• [Task prompt]
Restate all the material verbatim, except for the pictures.

━━━━━━━━

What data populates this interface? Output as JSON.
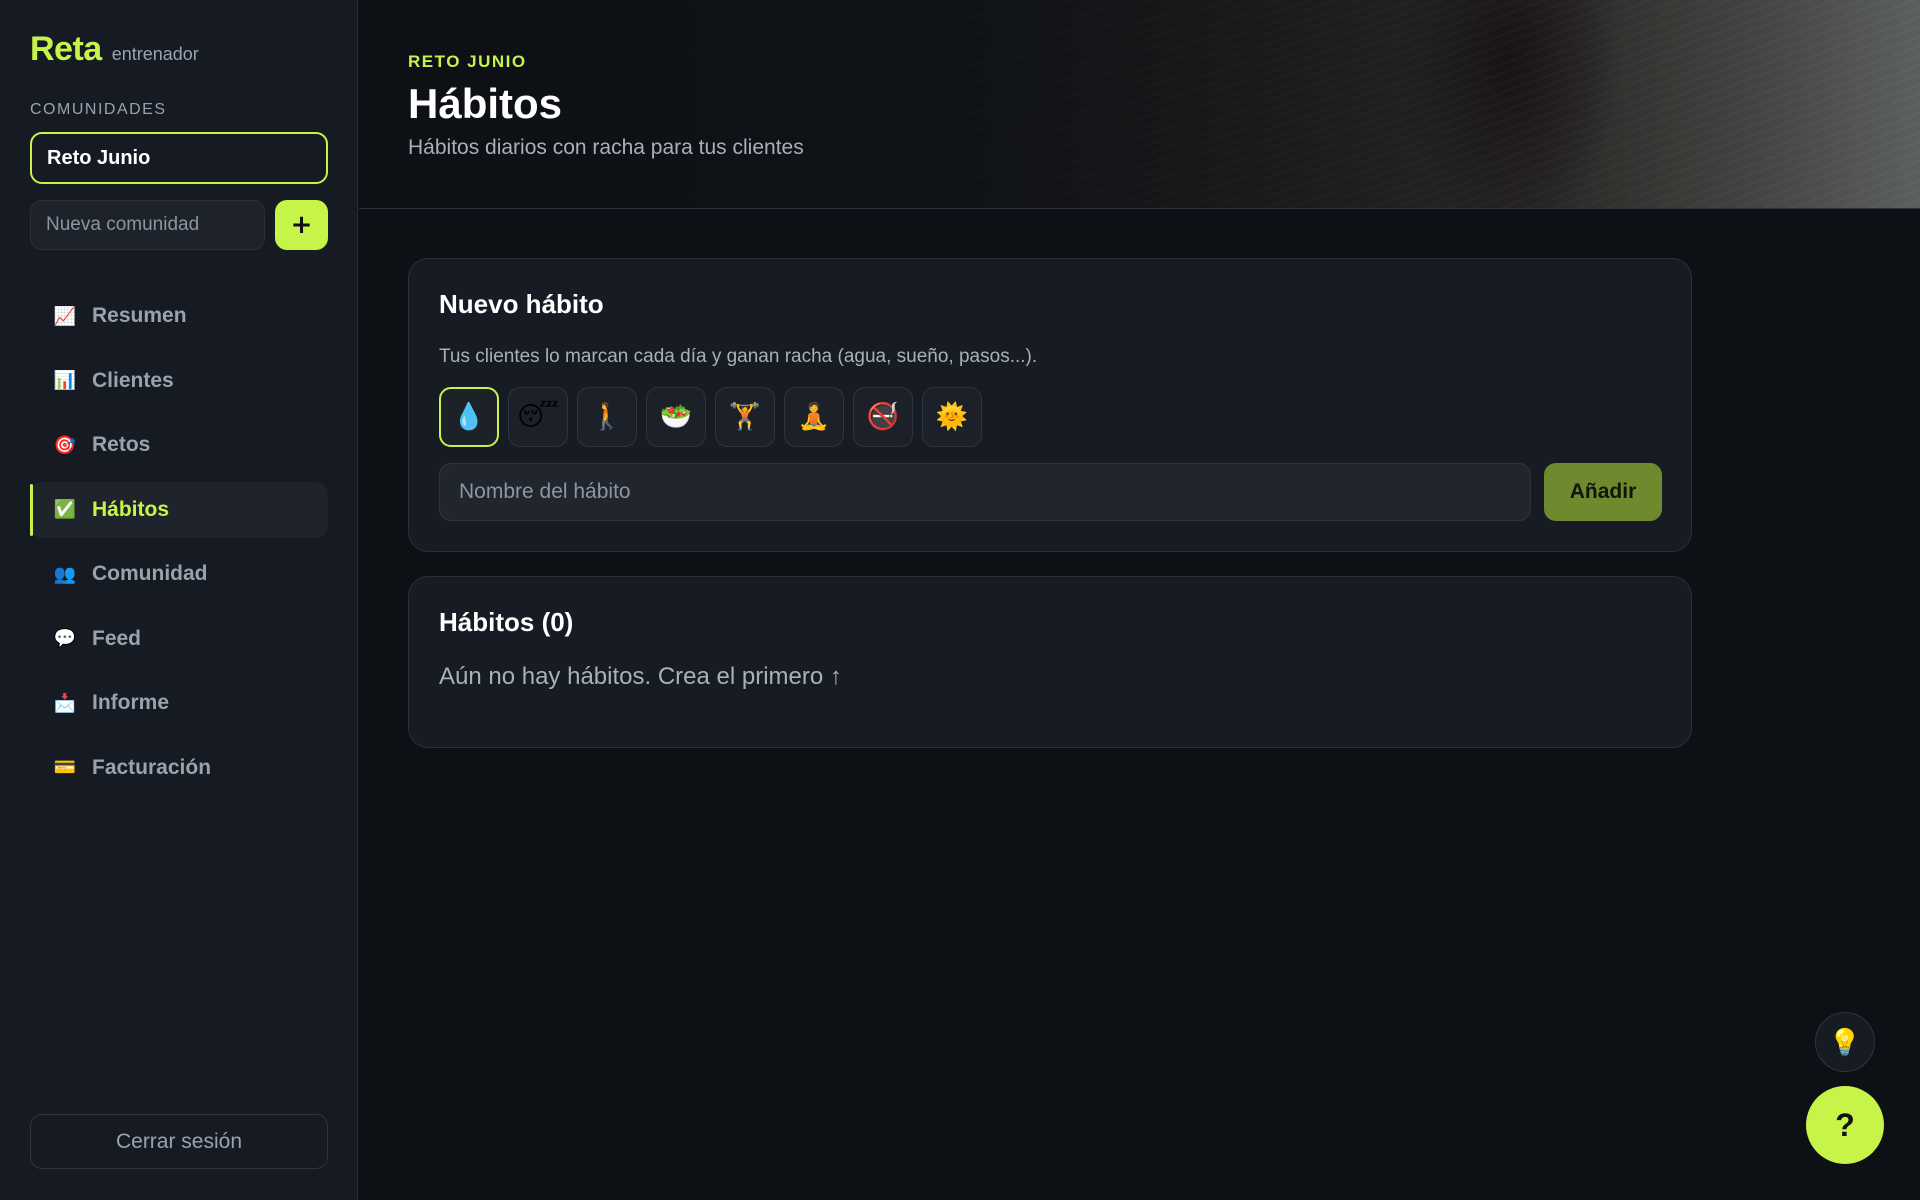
{
  "sidebar": {
    "brand": "Reta",
    "role": "entrenador",
    "section_label": "COMUNIDADES",
    "selected_community": "Reto Junio",
    "new_community_placeholder": "Nueva comunidad",
    "add_label": "+",
    "nav": [
      {
        "label": "Resumen",
        "icon": "chart-increasing-icon",
        "glyph": "📈"
      },
      {
        "label": "Clientes",
        "icon": "bar-chart-icon",
        "glyph": "📊"
      },
      {
        "label": "Retos",
        "icon": "target-icon",
        "glyph": "🎯"
      },
      {
        "label": "Hábitos",
        "icon": "check-box-icon",
        "glyph": "✅",
        "active": true
      },
      {
        "label": "Comunidad",
        "icon": "people-icon",
        "glyph": "👥"
      },
      {
        "label": "Feed",
        "icon": "speech-bubble-icon",
        "glyph": "💬"
      },
      {
        "label": "Informe",
        "icon": "mailbox-icon",
        "glyph": "📩"
      },
      {
        "label": "Facturación",
        "icon": "credit-card-icon",
        "glyph": "💳"
      }
    ],
    "logout_label": "Cerrar sesión"
  },
  "header": {
    "eyebrow": "RETO JUNIO",
    "title": "Hábitos",
    "subtitle": "Hábitos diarios con racha para tus clientes"
  },
  "new_habit": {
    "title": "Nuevo hábito",
    "description": "Tus clientes lo marcan cada día y ganan racha (agua, sueño, pasos...).",
    "icons": [
      {
        "name": "water-drop-icon",
        "glyph": "💧",
        "selected": true
      },
      {
        "name": "sleeping-face-icon",
        "glyph": "😴"
      },
      {
        "name": "person-walking-icon",
        "glyph": "🚶"
      },
      {
        "name": "salad-icon",
        "glyph": "🥗"
      },
      {
        "name": "weightlifter-icon",
        "glyph": "🏋"
      },
      {
        "name": "person-meditating-icon",
        "glyph": "🧘"
      },
      {
        "name": "no-smoking-icon",
        "glyph": "🚭"
      },
      {
        "name": "sun-icon",
        "glyph": "🌞"
      }
    ],
    "input_placeholder": "Nombre del hábito",
    "add_button": "Añadir"
  },
  "habits_list": {
    "title": "Hábitos (0)",
    "empty_text": "Aún no hay hábitos. Crea el primero ↑"
  },
  "floating": {
    "tip_glyph": "💡",
    "help_label": "?"
  },
  "colors": {
    "accent": "#c6f449",
    "background": "#0d1015",
    "sidebar": "#151a23",
    "card": "#171b23"
  }
}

━━━━━━━━

• [Answer to this task]
What data populates this interface? Output as JSON.
{
  "sidebar": {
    "brand": "Reta",
    "role": "entrenador",
    "section_label": "COMUNIDADES",
    "selected_community": "Reto Junio",
    "new_community_placeholder": "Nueva comunidad",
    "add_label": "+",
    "nav": [
      {
        "label": "Resumen",
        "icon": "chart-increasing-icon",
        "glyph": "📈"
      },
      {
        "label": "Clientes",
        "icon": "bar-chart-icon",
        "glyph": "📊"
      },
      {
        "label": "Retos",
        "icon": "target-icon",
        "glyph": "🎯"
      },
      {
        "label": "Hábitos",
        "icon": "check-box-icon",
        "glyph": "✅",
        "active": true
      },
      {
        "label": "Comunidad",
        "icon": "people-icon",
        "glyph": "👥"
      },
      {
        "label": "Feed",
        "icon": "speech-bubble-icon",
        "glyph": "💬"
      },
      {
        "label": "Informe",
        "icon": "mailbox-icon",
        "glyph": "📩"
      },
      {
        "label": "Facturación",
        "icon": "credit-card-icon",
        "glyph": "💳"
      }
    ],
    "logout_label": "Cerrar sesión"
  },
  "header": {
    "eyebrow": "RETO JUNIO",
    "title": "Hábitos",
    "subtitle": "Hábitos diarios con racha para tus clientes"
  },
  "new_habit": {
    "title": "Nuevo hábito",
    "description": "Tus clientes lo marcan cada día y ganan racha (agua, sueño, pasos...).",
    "icons": [
      {
        "name": "water-drop-icon",
        "glyph": "💧",
        "selected": true
      },
      {
        "name": "sleeping-face-icon",
        "glyph": "😴"
      },
      {
        "name": "person-walking-icon",
        "glyph": "🚶"
      },
      {
        "name": "salad-icon",
        "glyph": "🥗"
      },
      {
        "name": "weightlifter-icon",
        "glyph": "🏋"
      },
      {
        "name": "person-meditating-icon",
        "glyph": "🧘"
      },
      {
        "name": "no-smoking-icon",
        "glyph": "🚭"
      },
      {
        "name": "sun-icon",
        "glyph": "🌞"
      }
    ],
    "input_placeholder": "Nombre del hábito",
    "add_button": "Añadir"
  },
  "habits_list": {
    "title": "Hábitos (0)",
    "empty_text": "Aún no hay hábitos. Crea el primero ↑"
  },
  "floating": {
    "tip_glyph": "💡",
    "help_label": "?"
  },
  "colors": {
    "accent": "#c6f449",
    "background": "#0d1015",
    "sidebar": "#151a23",
    "card": "#171b23"
  }
}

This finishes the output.